=== Material to process ===

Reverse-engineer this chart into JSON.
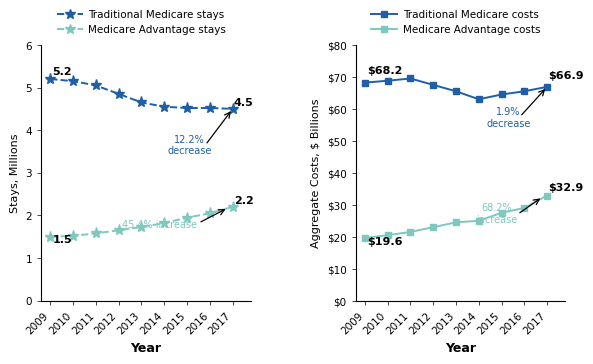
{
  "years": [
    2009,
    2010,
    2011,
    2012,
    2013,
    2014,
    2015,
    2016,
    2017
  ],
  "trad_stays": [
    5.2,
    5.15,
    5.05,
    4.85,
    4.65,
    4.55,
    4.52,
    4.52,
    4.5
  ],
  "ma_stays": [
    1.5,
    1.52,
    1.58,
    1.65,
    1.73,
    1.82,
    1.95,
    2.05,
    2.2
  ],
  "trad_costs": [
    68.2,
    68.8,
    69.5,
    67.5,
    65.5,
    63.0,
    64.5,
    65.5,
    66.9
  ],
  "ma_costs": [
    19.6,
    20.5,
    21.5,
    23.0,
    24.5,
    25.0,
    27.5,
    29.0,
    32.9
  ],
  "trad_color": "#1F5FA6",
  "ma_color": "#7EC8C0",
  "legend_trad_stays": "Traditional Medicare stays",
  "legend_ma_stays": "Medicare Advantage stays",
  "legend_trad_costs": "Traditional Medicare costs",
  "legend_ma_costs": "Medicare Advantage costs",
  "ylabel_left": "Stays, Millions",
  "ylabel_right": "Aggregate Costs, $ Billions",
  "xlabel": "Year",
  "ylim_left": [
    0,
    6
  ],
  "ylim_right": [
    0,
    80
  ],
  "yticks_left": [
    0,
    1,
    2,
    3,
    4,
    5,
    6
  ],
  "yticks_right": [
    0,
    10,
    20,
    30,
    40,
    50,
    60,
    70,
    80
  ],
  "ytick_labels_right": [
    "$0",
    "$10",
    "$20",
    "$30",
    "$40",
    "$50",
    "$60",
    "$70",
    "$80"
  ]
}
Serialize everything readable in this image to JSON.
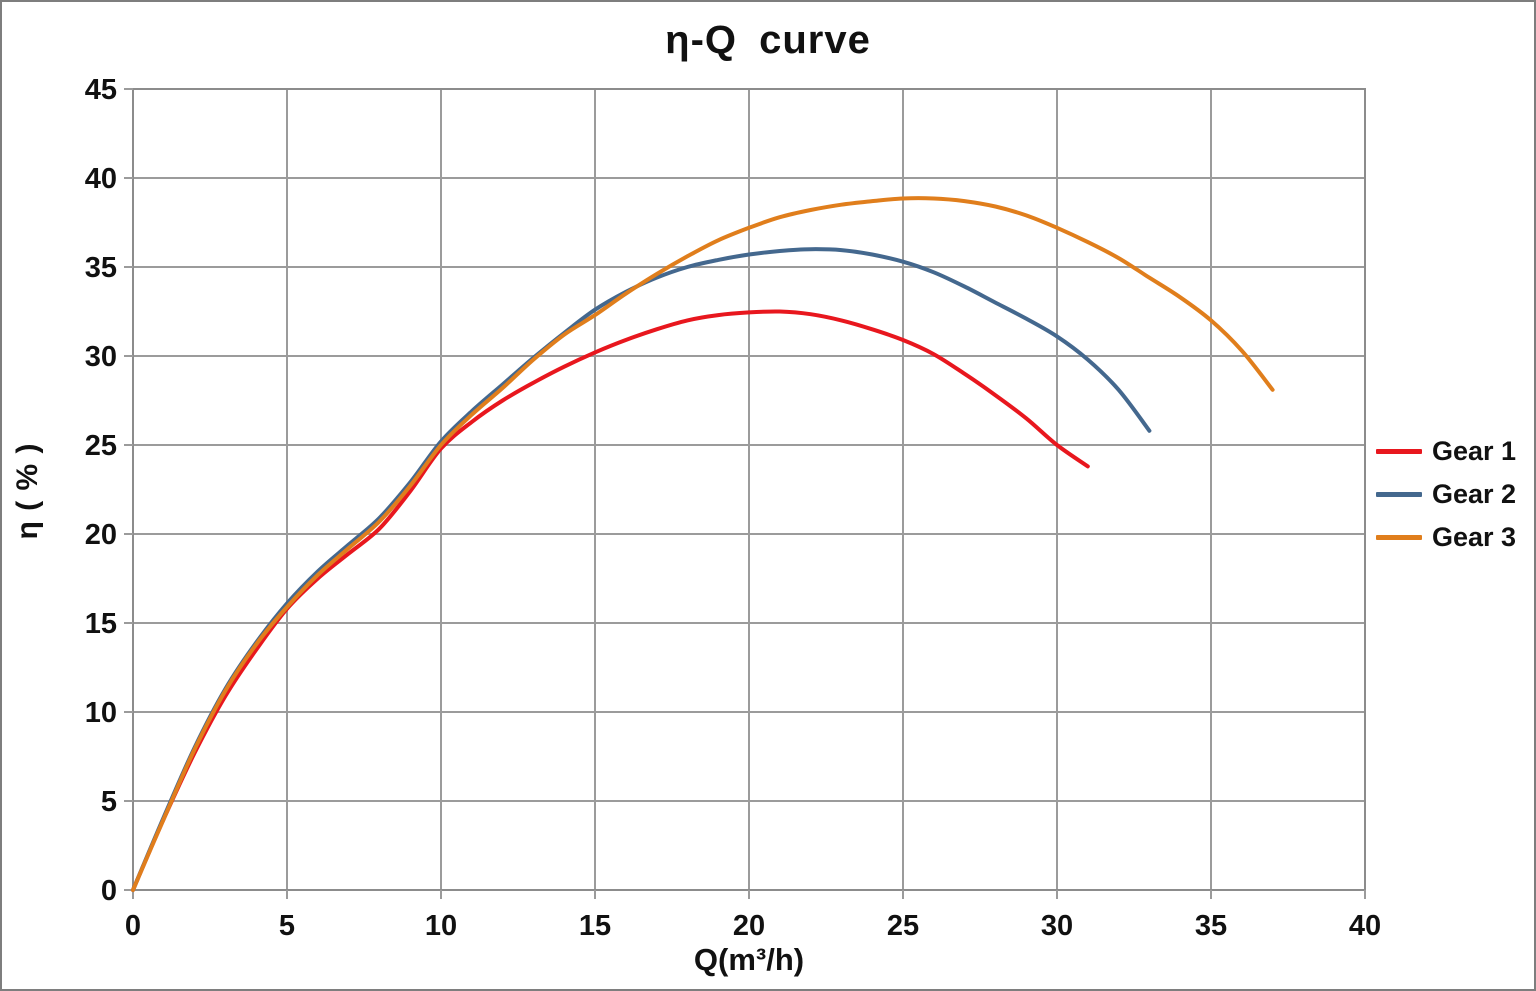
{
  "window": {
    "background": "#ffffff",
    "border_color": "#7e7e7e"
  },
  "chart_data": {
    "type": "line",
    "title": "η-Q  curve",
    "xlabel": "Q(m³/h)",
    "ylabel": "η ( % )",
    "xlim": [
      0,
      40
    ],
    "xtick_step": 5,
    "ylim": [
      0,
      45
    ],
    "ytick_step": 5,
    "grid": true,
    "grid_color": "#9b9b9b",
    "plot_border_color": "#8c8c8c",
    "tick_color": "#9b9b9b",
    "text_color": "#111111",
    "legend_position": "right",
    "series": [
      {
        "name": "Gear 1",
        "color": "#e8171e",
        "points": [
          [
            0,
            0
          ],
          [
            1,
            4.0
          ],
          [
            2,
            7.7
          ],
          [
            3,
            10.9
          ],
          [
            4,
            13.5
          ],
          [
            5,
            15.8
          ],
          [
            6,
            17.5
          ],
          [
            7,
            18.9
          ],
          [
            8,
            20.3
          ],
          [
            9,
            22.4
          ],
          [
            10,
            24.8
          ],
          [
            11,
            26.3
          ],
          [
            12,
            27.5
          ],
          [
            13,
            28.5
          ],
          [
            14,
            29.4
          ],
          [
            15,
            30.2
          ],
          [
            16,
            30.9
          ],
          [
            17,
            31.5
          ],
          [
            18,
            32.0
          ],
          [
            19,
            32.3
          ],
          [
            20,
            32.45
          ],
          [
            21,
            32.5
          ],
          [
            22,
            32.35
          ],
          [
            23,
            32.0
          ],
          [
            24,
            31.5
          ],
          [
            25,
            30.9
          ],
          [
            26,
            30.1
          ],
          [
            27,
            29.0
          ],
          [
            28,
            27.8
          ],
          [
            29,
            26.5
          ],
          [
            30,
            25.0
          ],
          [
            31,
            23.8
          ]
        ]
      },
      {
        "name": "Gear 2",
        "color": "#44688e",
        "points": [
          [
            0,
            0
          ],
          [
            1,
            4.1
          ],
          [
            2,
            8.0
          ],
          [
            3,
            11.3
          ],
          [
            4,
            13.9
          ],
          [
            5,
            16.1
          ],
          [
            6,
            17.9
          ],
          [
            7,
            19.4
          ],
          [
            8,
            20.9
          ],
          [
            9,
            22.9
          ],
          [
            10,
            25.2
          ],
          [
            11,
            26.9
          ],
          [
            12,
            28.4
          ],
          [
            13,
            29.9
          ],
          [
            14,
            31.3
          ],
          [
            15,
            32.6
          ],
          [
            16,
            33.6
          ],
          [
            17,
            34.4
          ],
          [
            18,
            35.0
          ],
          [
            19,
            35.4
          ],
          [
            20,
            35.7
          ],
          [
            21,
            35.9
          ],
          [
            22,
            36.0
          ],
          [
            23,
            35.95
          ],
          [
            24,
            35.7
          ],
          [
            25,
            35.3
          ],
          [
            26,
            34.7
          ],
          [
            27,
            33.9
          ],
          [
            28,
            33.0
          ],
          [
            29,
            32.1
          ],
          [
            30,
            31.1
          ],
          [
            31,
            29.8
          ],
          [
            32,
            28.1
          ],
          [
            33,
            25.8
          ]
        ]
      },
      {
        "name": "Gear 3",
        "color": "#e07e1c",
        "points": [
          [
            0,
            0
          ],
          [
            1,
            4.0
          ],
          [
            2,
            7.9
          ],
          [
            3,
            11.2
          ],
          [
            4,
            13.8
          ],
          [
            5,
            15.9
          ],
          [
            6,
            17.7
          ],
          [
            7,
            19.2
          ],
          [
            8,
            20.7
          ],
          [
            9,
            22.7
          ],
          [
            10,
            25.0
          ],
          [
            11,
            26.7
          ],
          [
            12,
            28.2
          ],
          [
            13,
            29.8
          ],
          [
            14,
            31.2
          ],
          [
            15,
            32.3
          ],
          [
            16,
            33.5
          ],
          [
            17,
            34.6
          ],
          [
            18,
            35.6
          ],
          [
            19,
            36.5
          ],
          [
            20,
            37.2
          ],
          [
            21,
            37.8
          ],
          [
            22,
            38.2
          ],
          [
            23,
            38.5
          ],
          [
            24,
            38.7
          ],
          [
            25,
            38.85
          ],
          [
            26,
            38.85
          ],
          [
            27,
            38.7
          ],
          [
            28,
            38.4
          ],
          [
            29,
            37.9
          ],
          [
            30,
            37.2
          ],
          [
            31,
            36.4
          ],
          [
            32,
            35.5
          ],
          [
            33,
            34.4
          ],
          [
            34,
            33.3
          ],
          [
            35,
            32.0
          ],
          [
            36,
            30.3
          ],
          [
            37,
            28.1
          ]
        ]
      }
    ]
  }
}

===
=== Material to process ===

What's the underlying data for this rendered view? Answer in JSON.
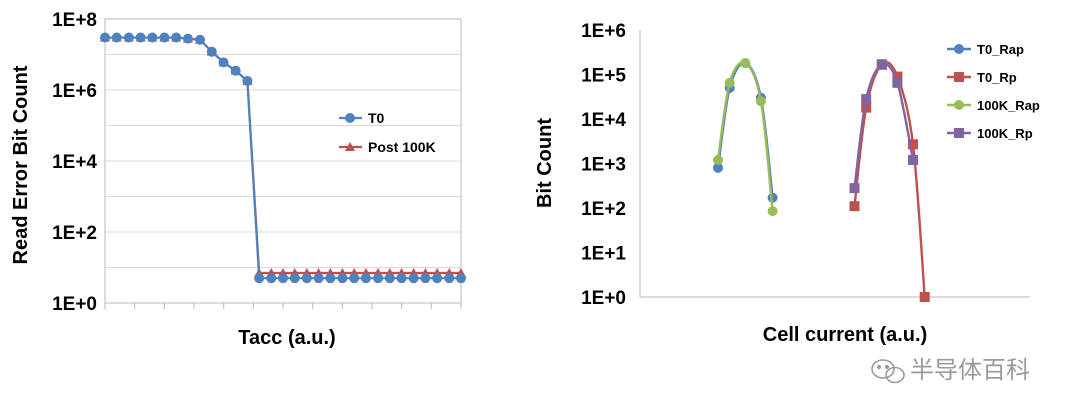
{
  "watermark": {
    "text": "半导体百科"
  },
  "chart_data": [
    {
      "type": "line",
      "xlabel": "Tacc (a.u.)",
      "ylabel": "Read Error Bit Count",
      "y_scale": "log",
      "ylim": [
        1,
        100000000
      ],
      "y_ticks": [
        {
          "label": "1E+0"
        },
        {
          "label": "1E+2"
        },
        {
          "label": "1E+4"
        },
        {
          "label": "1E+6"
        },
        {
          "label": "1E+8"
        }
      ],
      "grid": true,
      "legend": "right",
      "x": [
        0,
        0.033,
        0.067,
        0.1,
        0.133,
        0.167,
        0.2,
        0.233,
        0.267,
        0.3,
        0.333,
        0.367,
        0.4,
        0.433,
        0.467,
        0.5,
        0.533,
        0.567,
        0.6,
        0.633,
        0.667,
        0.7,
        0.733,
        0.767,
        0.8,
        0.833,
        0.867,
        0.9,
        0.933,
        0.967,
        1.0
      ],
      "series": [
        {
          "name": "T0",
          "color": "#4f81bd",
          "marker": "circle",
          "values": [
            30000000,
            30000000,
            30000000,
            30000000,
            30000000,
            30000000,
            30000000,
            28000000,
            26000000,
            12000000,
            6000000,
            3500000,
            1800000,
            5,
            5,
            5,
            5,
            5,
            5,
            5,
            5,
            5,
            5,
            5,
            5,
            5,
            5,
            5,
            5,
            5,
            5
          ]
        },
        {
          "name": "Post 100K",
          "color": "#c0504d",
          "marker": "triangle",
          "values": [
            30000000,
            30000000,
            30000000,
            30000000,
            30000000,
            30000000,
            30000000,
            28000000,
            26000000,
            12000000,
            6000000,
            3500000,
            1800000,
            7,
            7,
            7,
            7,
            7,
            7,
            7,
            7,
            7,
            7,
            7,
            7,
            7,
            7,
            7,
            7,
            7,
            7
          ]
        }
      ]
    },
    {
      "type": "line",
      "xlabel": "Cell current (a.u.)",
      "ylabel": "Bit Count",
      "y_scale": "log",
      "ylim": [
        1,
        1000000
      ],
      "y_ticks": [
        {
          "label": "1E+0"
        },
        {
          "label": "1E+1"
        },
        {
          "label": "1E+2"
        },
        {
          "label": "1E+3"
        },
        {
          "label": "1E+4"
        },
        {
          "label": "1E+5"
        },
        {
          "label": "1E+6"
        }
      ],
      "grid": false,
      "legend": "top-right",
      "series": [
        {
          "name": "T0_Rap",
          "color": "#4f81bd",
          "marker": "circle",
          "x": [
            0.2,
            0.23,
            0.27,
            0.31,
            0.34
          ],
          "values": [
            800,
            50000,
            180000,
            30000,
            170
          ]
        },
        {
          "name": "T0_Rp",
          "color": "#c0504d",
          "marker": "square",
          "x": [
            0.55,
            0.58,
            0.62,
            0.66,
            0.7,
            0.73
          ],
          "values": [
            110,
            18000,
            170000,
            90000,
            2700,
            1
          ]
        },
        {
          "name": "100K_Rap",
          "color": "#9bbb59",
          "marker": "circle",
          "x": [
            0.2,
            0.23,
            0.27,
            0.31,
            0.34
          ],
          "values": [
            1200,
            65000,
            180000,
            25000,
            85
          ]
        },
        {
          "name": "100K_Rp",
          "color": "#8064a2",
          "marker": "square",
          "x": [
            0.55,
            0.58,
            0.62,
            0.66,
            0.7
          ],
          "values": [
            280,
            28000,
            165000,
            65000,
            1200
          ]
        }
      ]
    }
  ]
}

===

● **Task**: Go over the data above and copy every line that has the word "this" in it.

● **Result below**:
Reverse-engineer this chart into JSON.
Serialize everything readable in this image to JSON.
What's the underlying data for this rendered view? Answer in JSON.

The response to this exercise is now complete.